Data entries
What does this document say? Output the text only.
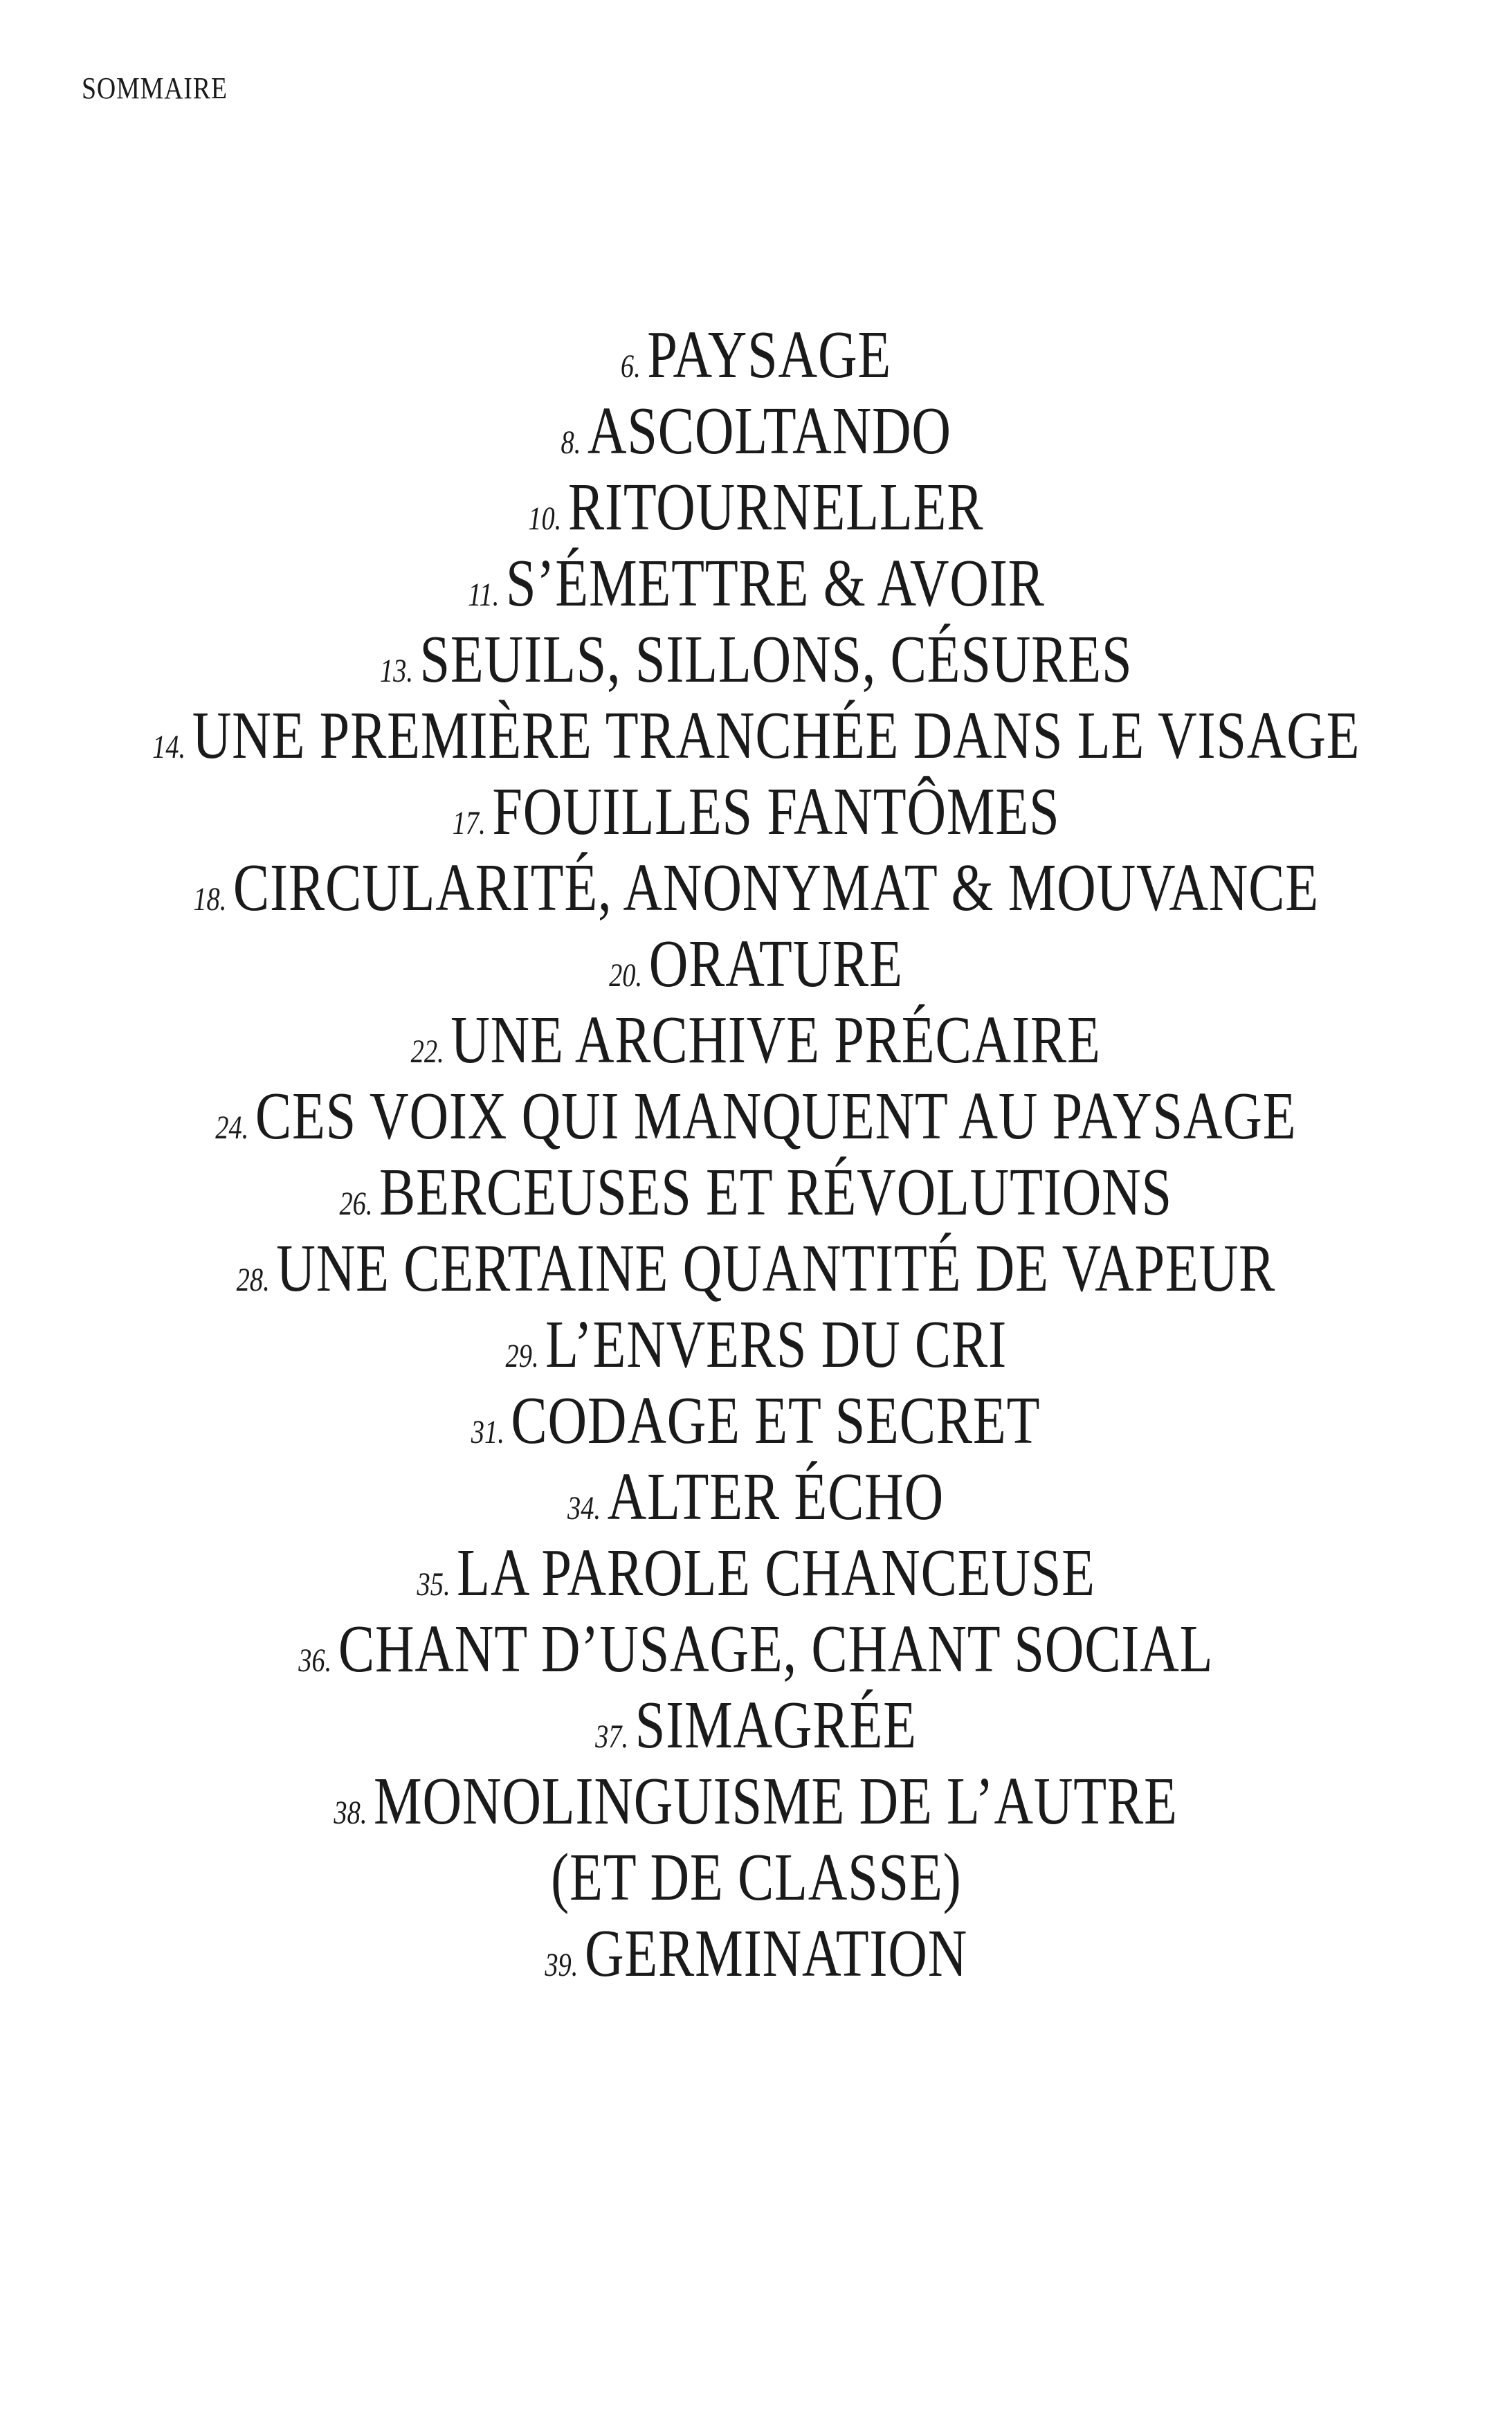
SOMMAIRE
6.PAYSAGE
8.ASCOLTANDO
10.RITOURNELLER
11.S’ÉMETTRE & AVOIR
13.SEUILS, SILLONS, CÉSURES
14.UNE PREMIÈRE TRANCHÉE DANS LE VISAGE
17.FOUILLES FANTÔMES
18.CIRCULARITÉ, ANONYMAT & MOUVANCE
20.ORATURE
22.UNE ARCHIVE PRÉCAIRE
24.CES VOIX QUI MANQUENT AU PAYSAGE
26.BERCEUSES ET RÉVOLUTIONS
28.UNE CERTAINE QUANTITÉ DE VAPEUR
29.L’ENVERS DU CRI
31.CODAGE ET SECRET
34.ALTER ÉCHO
35.LA PAROLE CHANCEUSE
36.CHANT D’USAGE, CHANT SOCIAL
37.SIMAGRÉE
38.MONOLINGUISME DE L’AUTRE
(ET DE CLASSE)
39.GERMINATION
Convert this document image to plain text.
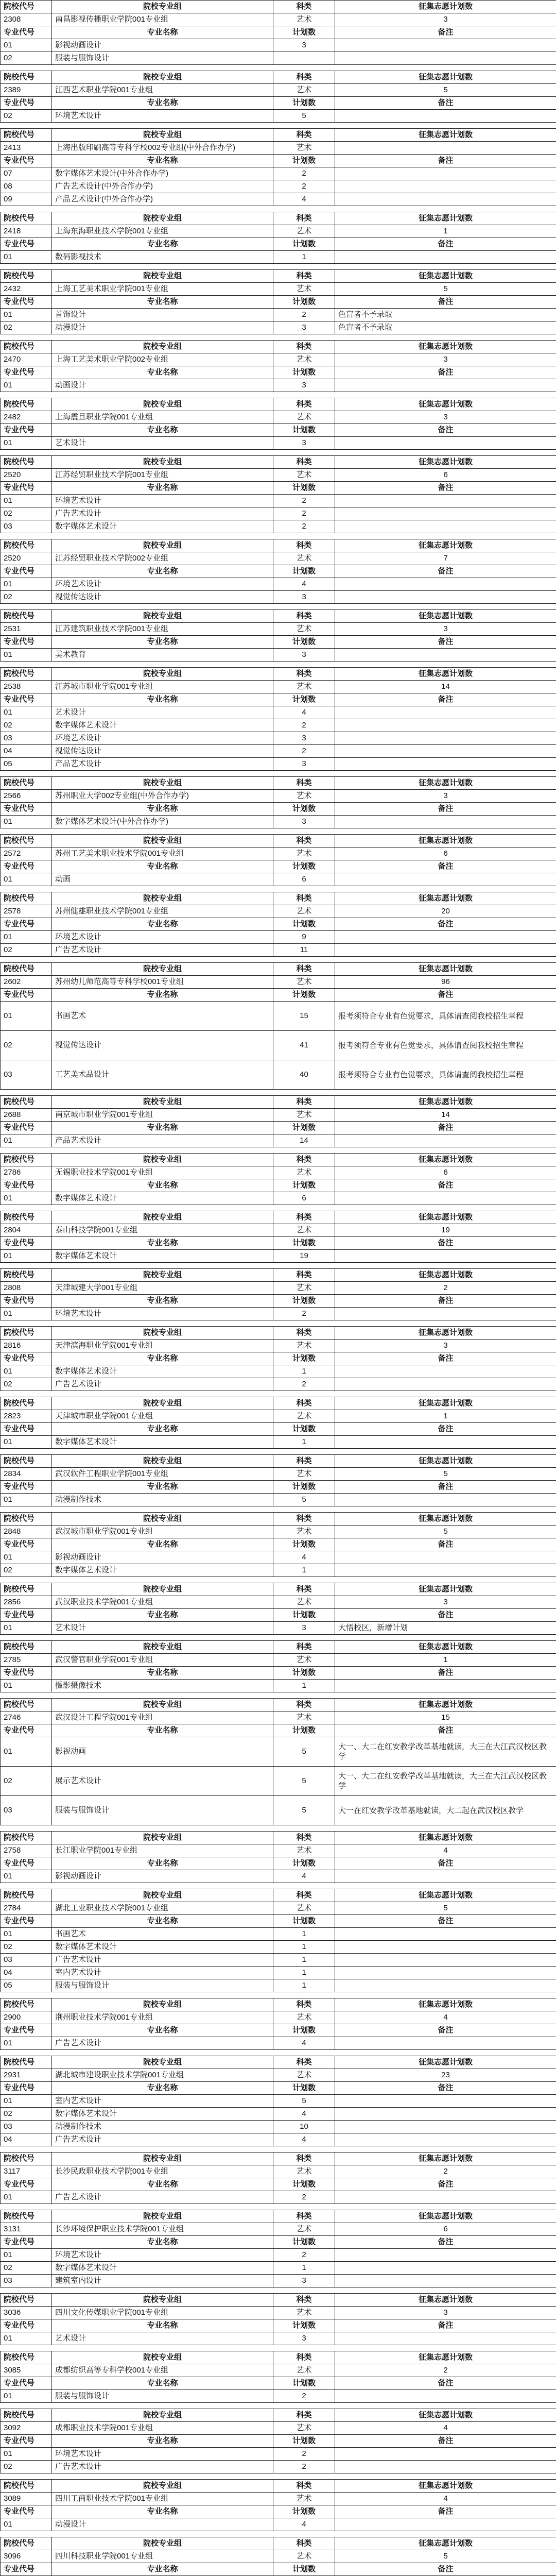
院校代号	院校专业组	科类	征集志愿计划数
2308	南昌影视传播职业学院001专业组	艺术	3
专业代号	专业名称	计划数	备注
01	影视动画设计	3	
02	服装与服饰设计		
院校代号	院校专业组	科类	征集志愿计划数
2389	江西艺术职业学院001专业组	艺术	5
专业代号	专业名称	计划数	备注
02	环境艺术设计	5	
院校代号	院校专业组	科类	征集志愿计划数
2413	上海出版印刷高等专科学校002专业组(中外合作办学)	艺术	
专业代号	专业名称	计划数	备注
07	数字媒体艺术设计(中外合作办学)	2	
08	广告艺术设计(中外合作办学)	2	
09	产品艺术设计(中外合作办学)	4	
院校代号	院校专业组	科类	征集志愿计划数
2418	上海东海职业技术学院001专业组	艺术	1
专业代号	专业名称	计划数	备注
01	数码影视技术	1	
院校代号	院校专业组	科类	征集志愿计划数
2432	上海工艺美术职业学院001专业组	艺术	5
专业代号	专业名称	计划数	备注
01	首饰设计	2	色盲者不予录取
02	动漫设计	3	色盲者不予录取
院校代号	院校专业组	科类	征集志愿计划数
2470	上海工艺美术职业学院002专业组	艺术	3
专业代号	专业名称	计划数	备注
01	动画设计	3	
院校代号	院校专业组	科类	征集志愿计划数
2482	上海震旦职业学院001专业组	艺术	3
专业代号	专业名称	计划数	备注
01	艺术设计	3	
院校代号	院校专业组	科类	征集志愿计划数
2520	江苏经贸职业技术学院001专业组	艺术	6
专业代号	专业名称	计划数	备注
01	环境艺术设计	2	
02	广告艺术设计	2	
03	数字媒体艺术设计	2	
院校代号	院校专业组	科类	征集志愿计划数
2520	江苏经贸职业技术学院002专业组	艺术	7
专业代号	专业名称	计划数	备注
01	环境艺术设计	4	
02	视觉传达设计	3	
院校代号	院校专业组	科类	征集志愿计划数
2531	江苏建筑职业技术学院001专业组	艺术	3
专业代号	专业名称	计划数	备注
01	美术教育	3	
院校代号	院校专业组	科类	征集志愿计划数
2538	江苏城市职业学院001专业组	艺术	14
专业代号	专业名称	计划数	备注
01	艺术设计	4	
02	数字媒体艺术设计	2	
03	环境艺术设计	3	
04	视觉传达设计	2	
05	产品艺术设计	3	
院校代号	院校专业组	科类	征集志愿计划数
2566	苏州职业大学002专业组(中外合作办学)	艺术	3
专业代号	专业名称	计划数	备注
01	数字媒体艺术设计(中外合作办学)	3	
院校代号	院校专业组	科类	征集志愿计划数
2572	苏州工艺美术职业技术学院001专业组	艺术	6
专业代号	专业名称	计划数	备注
01	动画	6	
院校代号	院校专业组	科类	征集志愿计划数
2578	苏州健雄职业技术学院001专业组	艺术	20
专业代号	专业名称	计划数	备注
01	环境艺术设计	9	
02	广告艺术设计	11	
院校代号	院校专业组	科类	征集志愿计划数
2602	苏州幼儿师范高等专科学校001专业组	艺术	96
专业代号	专业名称	计划数	备注
01	书画艺术	15	报考须符合专业有色觉要求，具体请查阅我校招生章程
02	视觉传达设计	41	报考须符合专业有色觉要求，具体请查阅我校招生章程
03	工艺美术品设计	40	报考须符合专业有色觉要求，具体请查阅我校招生章程
院校代号	院校专业组	科类	征集志愿计划数
2688	南京城市职业学院001专业组	艺术	14
专业代号	专业名称	计划数	备注
01	产品艺术设计	14	
院校代号	院校专业组	科类	征集志愿计划数
2786	无锡职业技术学院001专业组	艺术	6
专业代号	专业名称	计划数	备注
01	数字媒体艺术设计	6	
院校代号	院校专业组	科类	征集志愿计划数
2804	泰山科技学院001专业组	艺术	19
专业代号	专业名称	计划数	备注
01	数字媒体艺术设计	19	
院校代号	院校专业组	科类	征集志愿计划数
2808	天津城建大学001专业组	艺术	2
专业代号	专业名称	计划数	备注
01	环境艺术设计	2	
院校代号	院校专业组	科类	征集志愿计划数
2816	天津滨海职业学院001专业组	艺术	3
专业代号	专业名称	计划数	备注
01	数字媒体艺术设计	1	
02	广告艺术设计	2	
院校代号	院校专业组	科类	征集志愿计划数
2823	天津城市职业学院001专业组	艺术	1
专业代号	专业名称	计划数	备注
01	数字媒体艺术设计	1	
院校代号	院校专业组	科类	征集志愿计划数
2834	武汉软件工程职业学院001专业组	艺术	5
专业代号	专业名称	计划数	备注
01	动漫制作技术	5	
院校代号	院校专业组	科类	征集志愿计划数
2848	武汉城市职业学院001专业组	艺术	5
专业代号	专业名称	计划数	备注
01	影视动画设计	4	
02	数字媒体艺术设计	1	
院校代号	院校专业组	科类	征集志愿计划数
2856	武汉职业技术学院001专业组	艺术	3
专业代号	专业名称	计划数	备注
01	艺术设计	3	大悟校区，新增计划
院校代号	院校专业组	科类	征集志愿计划数
2785	武汉警官职业学院001专业组	艺术	1
专业代号	专业名称	计划数	备注
01	摄影摄像技术	1	
院校代号	院校专业组	科类	征集志愿计划数
2746	武汉设计工程学院001专业组	艺术	15
专业代号	专业名称	计划数	备注
01	影视动画	5	大一、大二在红安教学改革基地就读，大三在大江武汉校区教学
02	展示艺术设计	5	大一、大二在红安教学改革基地就读，大三在大江武汉校区教学
03	服装与服饰设计	5	大一在红安教学改革基地就读，大二起在武汉校区教学
院校代号	院校专业组	科类	征集志愿计划数
2758	长江职业学院001专业组	艺术	4
专业代号	专业名称	计划数	备注
01	影视动画设计	4	
院校代号	院校专业组	科类	征集志愿计划数
2784	湖北工业职业技术学院001专业组	艺术	5
专业代号	专业名称	计划数	备注
01	书画艺术	1	
02	数字媒体艺术设计	1	
03	广告艺术设计	1	
04	室内艺术设计	1	
05	服装与服饰设计	1	
院校代号	院校专业组	科类	征集志愿计划数
2900	荆州职业技术学院001专业组	艺术	4
专业代号	专业名称	计划数	备注
01	广告艺术设计	4	
院校代号	院校专业组	科类	征集志愿计划数
2931	湖北城市建设职业技术学院001专业组	艺术	23
专业代号	专业名称	计划数	备注
01	室内艺术设计	5	
02	数字媒体艺术设计	4	
03	动漫制作技术	10	
04	广告艺术设计	4	
院校代号	院校专业组	科类	征集志愿计划数
3117	长沙民政职业技术学院001专业组	艺术	2
专业代号	专业名称	计划数	备注
01	广告艺术设计	2	
院校代号	院校专业组	科类	征集志愿计划数
3131	长沙环境保护职业技术学院001专业组	艺术	6
专业代号	专业名称	计划数	备注
01	环境艺术设计	2	
02	数字媒体艺术设计	1	
03	建筑室内设计	3	
院校代号	院校专业组	科类	征集志愿计划数
3036	四川文化传媒职业学院001专业组	艺术	3
专业代号	专业名称	计划数	备注
01	艺术设计	3	
院校代号	院校专业组	科类	征集志愿计划数
3085	成都纺织高等专科学校001专业组	艺术	2
专业代号	专业名称	计划数	备注
01	服装与服饰设计	2	
院校代号	院校专业组	科类	征集志愿计划数
3092	成都职业技术学院001专业组	艺术	4
专业代号	专业名称	计划数	备注
01	环境艺术设计	2	
02	广告艺术设计	2	
院校代号	院校专业组	科类	征集志愿计划数
3089	四川工商职业技术学院001专业组	艺术	4
专业代号	专业名称	计划数	备注
01	动漫设计	4	
院校代号	院校专业组	科类	征集志愿计划数
3096	四川科技职业学院001专业组	艺术	5
专业代号	专业名称	计划数	备注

What you will do:
Gather all lines with the string "具体请查阅我校招生章程" from the data.

Full response:
01	书画艺术	15	报考须符合专业有色觉要求，具体请查阅我校招生章程
02	视觉传达设计	41	报考须符合专业有色觉要求，具体请查阅我校招生章程
03	工艺美术品设计	40	报考须符合专业有色觉要求，具体请查阅我校招生章程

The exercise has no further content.